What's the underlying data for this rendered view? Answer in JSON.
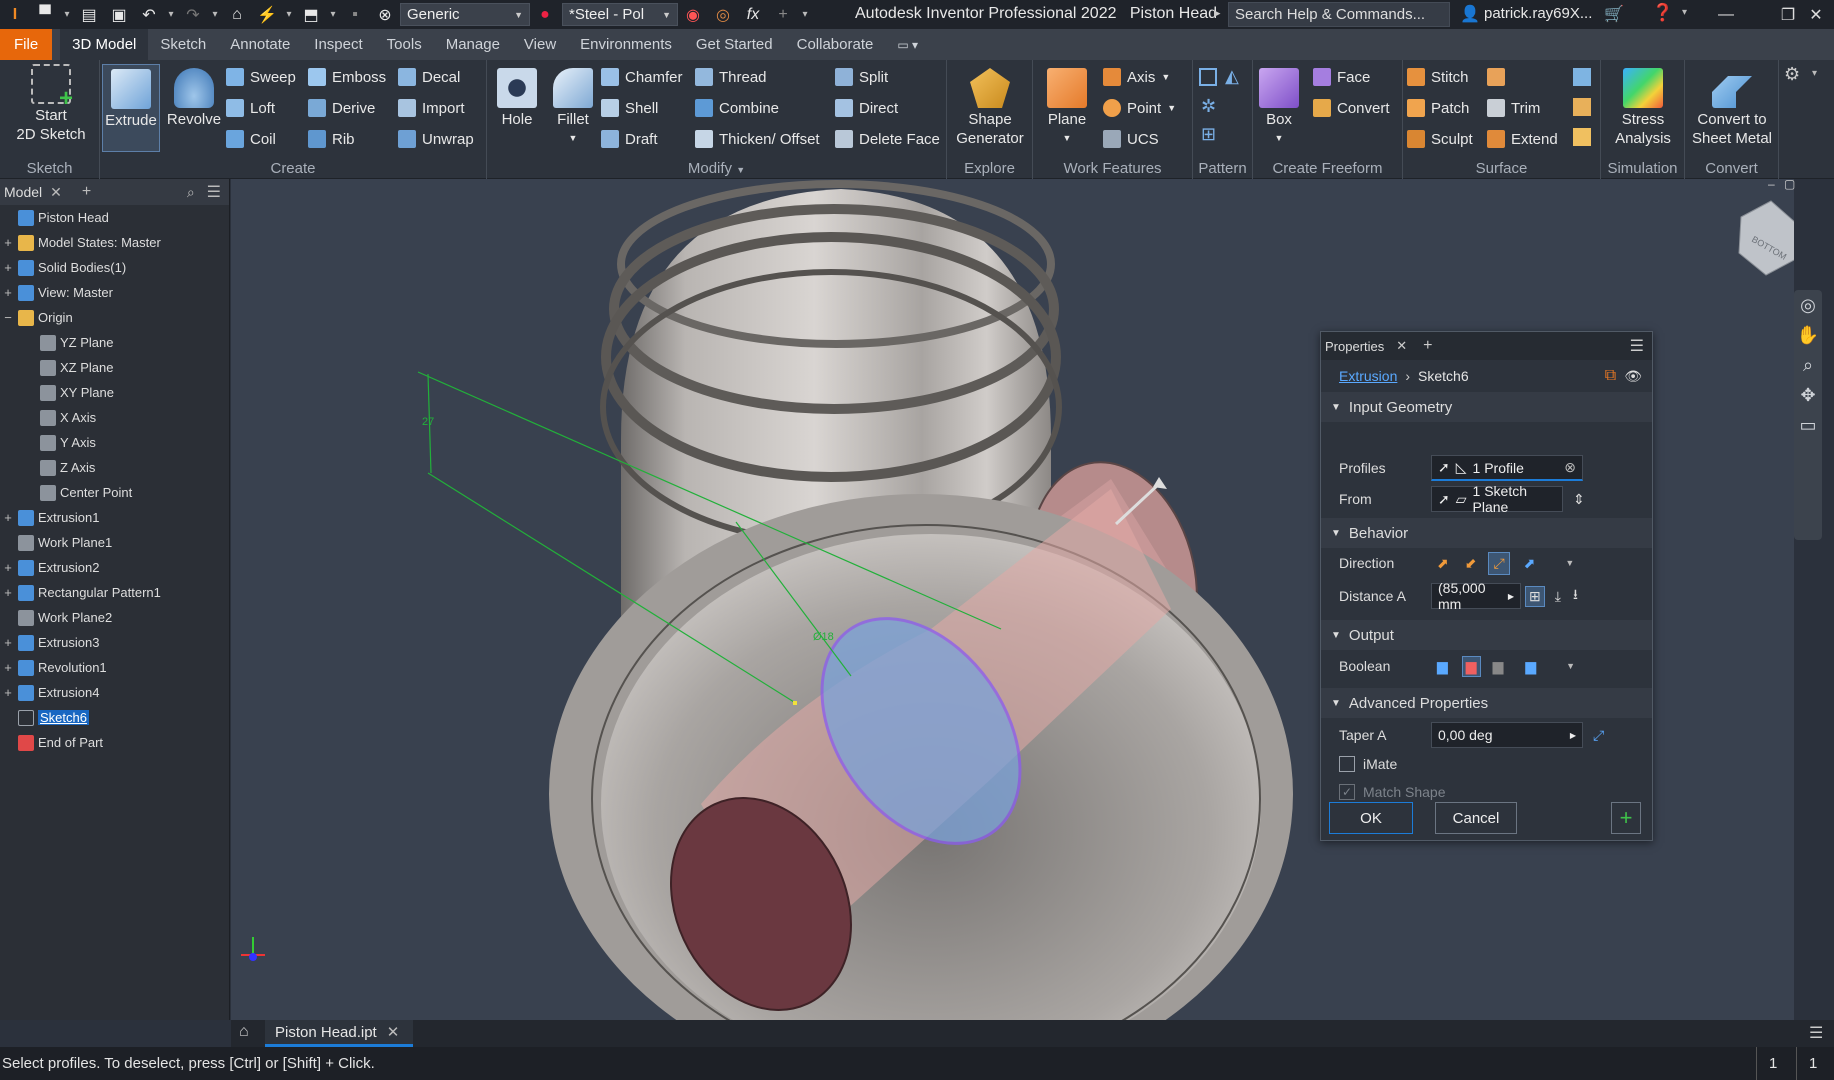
{
  "titlebar": {
    "app_title": "Autodesk Inventor Professional 2022",
    "doc_title": "Piston Head",
    "appearance_combo": "Generic",
    "material_combo": "*Steel - Pol",
    "search_placeholder": "Search Help & Commands...",
    "user": "patrick.ray69X..."
  },
  "menu": {
    "file": "File",
    "tabs": [
      "3D Model",
      "Sketch",
      "Annotate",
      "Inspect",
      "Tools",
      "Manage",
      "View",
      "Environments",
      "Get Started",
      "Collaborate"
    ]
  },
  "ribbon": {
    "sketch": {
      "label": "Sketch",
      "start": "Start",
      "start2": "2D Sketch"
    },
    "create": {
      "label": "Create",
      "extrude": "Extrude",
      "revolve": "Revolve",
      "sweep": "Sweep",
      "loft": "Loft",
      "coil": "Coil",
      "emboss": "Emboss",
      "derive": "Derive",
      "rib": "Rib",
      "decal": "Decal",
      "import": "Import",
      "unwrap": "Unwrap"
    },
    "modify": {
      "label": "Modify",
      "hole": "Hole",
      "fillet": "Fillet",
      "chamfer": "Chamfer",
      "shell": "Shell",
      "draft": "Draft",
      "thread": "Thread",
      "combine": "Combine",
      "thicken": "Thicken/ Offset",
      "split": "Split",
      "direct": "Direct",
      "delete_face": "Delete Face"
    },
    "explore": {
      "label": "Explore",
      "shape": "Shape",
      "generator": "Generator"
    },
    "work": {
      "label": "Work Features",
      "plane": "Plane",
      "axis": "Axis",
      "point": "Point",
      "ucs": "UCS"
    },
    "pattern": {
      "label": "Pattern"
    },
    "freeform": {
      "label": "Create Freeform",
      "box": "Box",
      "face": "Face",
      "convert": "Convert"
    },
    "surface": {
      "label": "Surface",
      "stitch": "Stitch",
      "patch": "Patch",
      "sculpt": "Sculpt",
      "trim": "Trim",
      "extend": "Extend"
    },
    "simulation": {
      "label": "Simulation",
      "stress": "Stress",
      "analysis": "Analysis"
    },
    "convert": {
      "label": "Convert",
      "to": "Convert to",
      "sheet": "Sheet Metal"
    }
  },
  "browser": {
    "tab": "Model",
    "items": [
      {
        "label": "Piston Head",
        "exp": "",
        "indent": 0
      },
      {
        "label": "Model States: Master",
        "exp": "+",
        "indent": 0
      },
      {
        "label": "Solid Bodies(1)",
        "exp": "+",
        "indent": 0
      },
      {
        "label": "View: Master",
        "exp": "+",
        "indent": 0
      },
      {
        "label": "Origin",
        "exp": "−",
        "indent": 0
      },
      {
        "label": "YZ Plane",
        "exp": "",
        "indent": 1
      },
      {
        "label": "XZ Plane",
        "exp": "",
        "indent": 1
      },
      {
        "label": "XY Plane",
        "exp": "",
        "indent": 1
      },
      {
        "label": "X Axis",
        "exp": "",
        "indent": 1
      },
      {
        "label": "Y Axis",
        "exp": "",
        "indent": 1
      },
      {
        "label": "Z Axis",
        "exp": "",
        "indent": 1
      },
      {
        "label": "Center Point",
        "exp": "",
        "indent": 1
      },
      {
        "label": "Extrusion1",
        "exp": "+",
        "indent": 0
      },
      {
        "label": "Work Plane1",
        "exp": "",
        "indent": 0
      },
      {
        "label": "Extrusion2",
        "exp": "+",
        "indent": 0
      },
      {
        "label": "Rectangular Pattern1",
        "exp": "+",
        "indent": 0
      },
      {
        "label": "Work Plane2",
        "exp": "",
        "indent": 0
      },
      {
        "label": "Extrusion3",
        "exp": "+",
        "indent": 0
      },
      {
        "label": "Revolution1",
        "exp": "+",
        "indent": 0
      },
      {
        "label": "Extrusion4",
        "exp": "+",
        "indent": 0
      },
      {
        "label": "Sketch6",
        "exp": "",
        "indent": 0,
        "selected": true
      },
      {
        "label": "End of Part",
        "exp": "",
        "indent": 0
      }
    ]
  },
  "viewport": {
    "dim1": "27",
    "dim2": "Ø18",
    "viewcube": "BOTTOM"
  },
  "props": {
    "tab": "Properties",
    "crumb_feature": "Extrusion",
    "crumb_sketch": "Sketch6",
    "sec_input": "Input Geometry",
    "profiles_label": "Profiles",
    "profiles_value": "1 Profile",
    "from_label": "From",
    "from_value": "1 Sketch Plane",
    "sec_behavior": "Behavior",
    "direction_label": "Direction",
    "distance_label": "Distance A",
    "distance_value": "(85,000 mm",
    "sec_output": "Output",
    "boolean_label": "Boolean",
    "sec_adv": "Advanced Properties",
    "taper_label": "Taper A",
    "taper_value": "0,00 deg",
    "imate": "iMate",
    "match_shape": "Match Shape",
    "ok": "OK",
    "cancel": "Cancel"
  },
  "doctab": "Piston Head.ipt",
  "status": {
    "text": "Select profiles. To deselect, press [Ctrl] or [Shift] + Click.",
    "n1": "1",
    "n2": "1"
  }
}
━━━━
● **STATED GOAL**:
Write out each entry exactly as given, omitting any picture.

● **RESULT FOR THIS EXERCISE**:
What's the underlying data for this rendered view? Answer in JSON.
{
  "titlebar": {
    "app_title": "Autodesk Inventor Professional 2022",
    "doc_title": "Piston Head",
    "appearance_combo": "Generic",
    "material_combo": "*Steel - Pol",
    "search_placeholder": "Search Help & Commands...",
    "user": "patrick.ray69X..."
  },
  "menu": {
    "file": "File",
    "tabs": [
      "3D Model",
      "Sketch",
      "Annotate",
      "Inspect",
      "Tools",
      "Manage",
      "View",
      "Environments",
      "Get Started",
      "Collaborate"
    ]
  },
  "ribbon": {
    "sketch": {
      "label": "Sketch",
      "start": "Start",
      "start2": "2D Sketch"
    },
    "create": {
      "label": "Create",
      "extrude": "Extrude",
      "revolve": "Revolve",
      "sweep": "Sweep",
      "loft": "Loft",
      "coil": "Coil",
      "emboss": "Emboss",
      "derive": "Derive",
      "rib": "Rib",
      "decal": "Decal",
      "import": "Import",
      "unwrap": "Unwrap"
    },
    "modify": {
      "label": "Modify",
      "hole": "Hole",
      "fillet": "Fillet",
      "chamfer": "Chamfer",
      "shell": "Shell",
      "draft": "Draft",
      "thread": "Thread",
      "combine": "Combine",
      "thicken": "Thicken/ Offset",
      "split": "Split",
      "direct": "Direct",
      "delete_face": "Delete Face"
    },
    "explore": {
      "label": "Explore",
      "shape": "Shape",
      "generator": "Generator"
    },
    "work": {
      "label": "Work Features",
      "plane": "Plane",
      "axis": "Axis",
      "point": "Point",
      "ucs": "UCS"
    },
    "pattern": {
      "label": "Pattern"
    },
    "freeform": {
      "label": "Create Freeform",
      "box": "Box",
      "face": "Face",
      "convert": "Convert"
    },
    "surface": {
      "label": "Surface",
      "stitch": "Stitch",
      "patch": "Patch",
      "sculpt": "Sculpt",
      "trim": "Trim",
      "extend": "Extend"
    },
    "simulation": {
      "label": "Simulation",
      "stress": "Stress",
      "analysis": "Analysis"
    },
    "convert": {
      "label": "Convert",
      "to": "Convert to",
      "sheet": "Sheet Metal"
    }
  },
  "browser": {
    "tab": "Model",
    "items": [
      {
        "label": "Piston Head",
        "exp": "",
        "indent": 0
      },
      {
        "label": "Model States: Master",
        "exp": "+",
        "indent": 0
      },
      {
        "label": "Solid Bodies(1)",
        "exp": "+",
        "indent": 0
      },
      {
        "label": "View: Master",
        "exp": "+",
        "indent": 0
      },
      {
        "label": "Origin",
        "exp": "−",
        "indent": 0
      },
      {
        "label": "YZ Plane",
        "exp": "",
        "indent": 1
      },
      {
        "label": "XZ Plane",
        "exp": "",
        "indent": 1
      },
      {
        "label": "XY Plane",
        "exp": "",
        "indent": 1
      },
      {
        "label": "X Axis",
        "exp": "",
        "indent": 1
      },
      {
        "label": "Y Axis",
        "exp": "",
        "indent": 1
      },
      {
        "label": "Z Axis",
        "exp": "",
        "indent": 1
      },
      {
        "label": "Center Point",
        "exp": "",
        "indent": 1
      },
      {
        "label": "Extrusion1",
        "exp": "+",
        "indent": 0
      },
      {
        "label": "Work Plane1",
        "exp": "",
        "indent": 0
      },
      {
        "label": "Extrusion2",
        "exp": "+",
        "indent": 0
      },
      {
        "label": "Rectangular Pattern1",
        "exp": "+",
        "indent": 0
      },
      {
        "label": "Work Plane2",
        "exp": "",
        "indent": 0
      },
      {
        "label": "Extrusion3",
        "exp": "+",
        "indent": 0
      },
      {
        "label": "Revolution1",
        "exp": "+",
        "indent": 0
      },
      {
        "label": "Extrusion4",
        "exp": "+",
        "indent": 0
      },
      {
        "label": "Sketch6",
        "exp": "",
        "indent": 0,
        "selected": true
      },
      {
        "label": "End of Part",
        "exp": "",
        "indent": 0
      }
    ]
  },
  "viewport": {
    "dim1": "27",
    "dim2": "Ø18",
    "viewcube": "BOTTOM"
  },
  "props": {
    "tab": "Properties",
    "crumb_feature": "Extrusion",
    "crumb_sketch": "Sketch6",
    "sec_input": "Input Geometry",
    "profiles_label": "Profiles",
    "profiles_value": "1 Profile",
    "from_label": "From",
    "from_value": "1 Sketch Plane",
    "sec_behavior": "Behavior",
    "direction_label": "Direction",
    "distance_label": "Distance A",
    "distance_value": "(85,000 mm",
    "sec_output": "Output",
    "boolean_label": "Boolean",
    "sec_adv": "Advanced Properties",
    "taper_label": "Taper A",
    "taper_value": "0,00 deg",
    "imate": "iMate",
    "match_shape": "Match Shape",
    "ok": "OK",
    "cancel": "Cancel"
  },
  "doctab": "Piston Head.ipt",
  "status": {
    "text": "Select profiles. To deselect, press [Ctrl] or [Shift] + Click.",
    "n1": "1",
    "n2": "1"
  }
}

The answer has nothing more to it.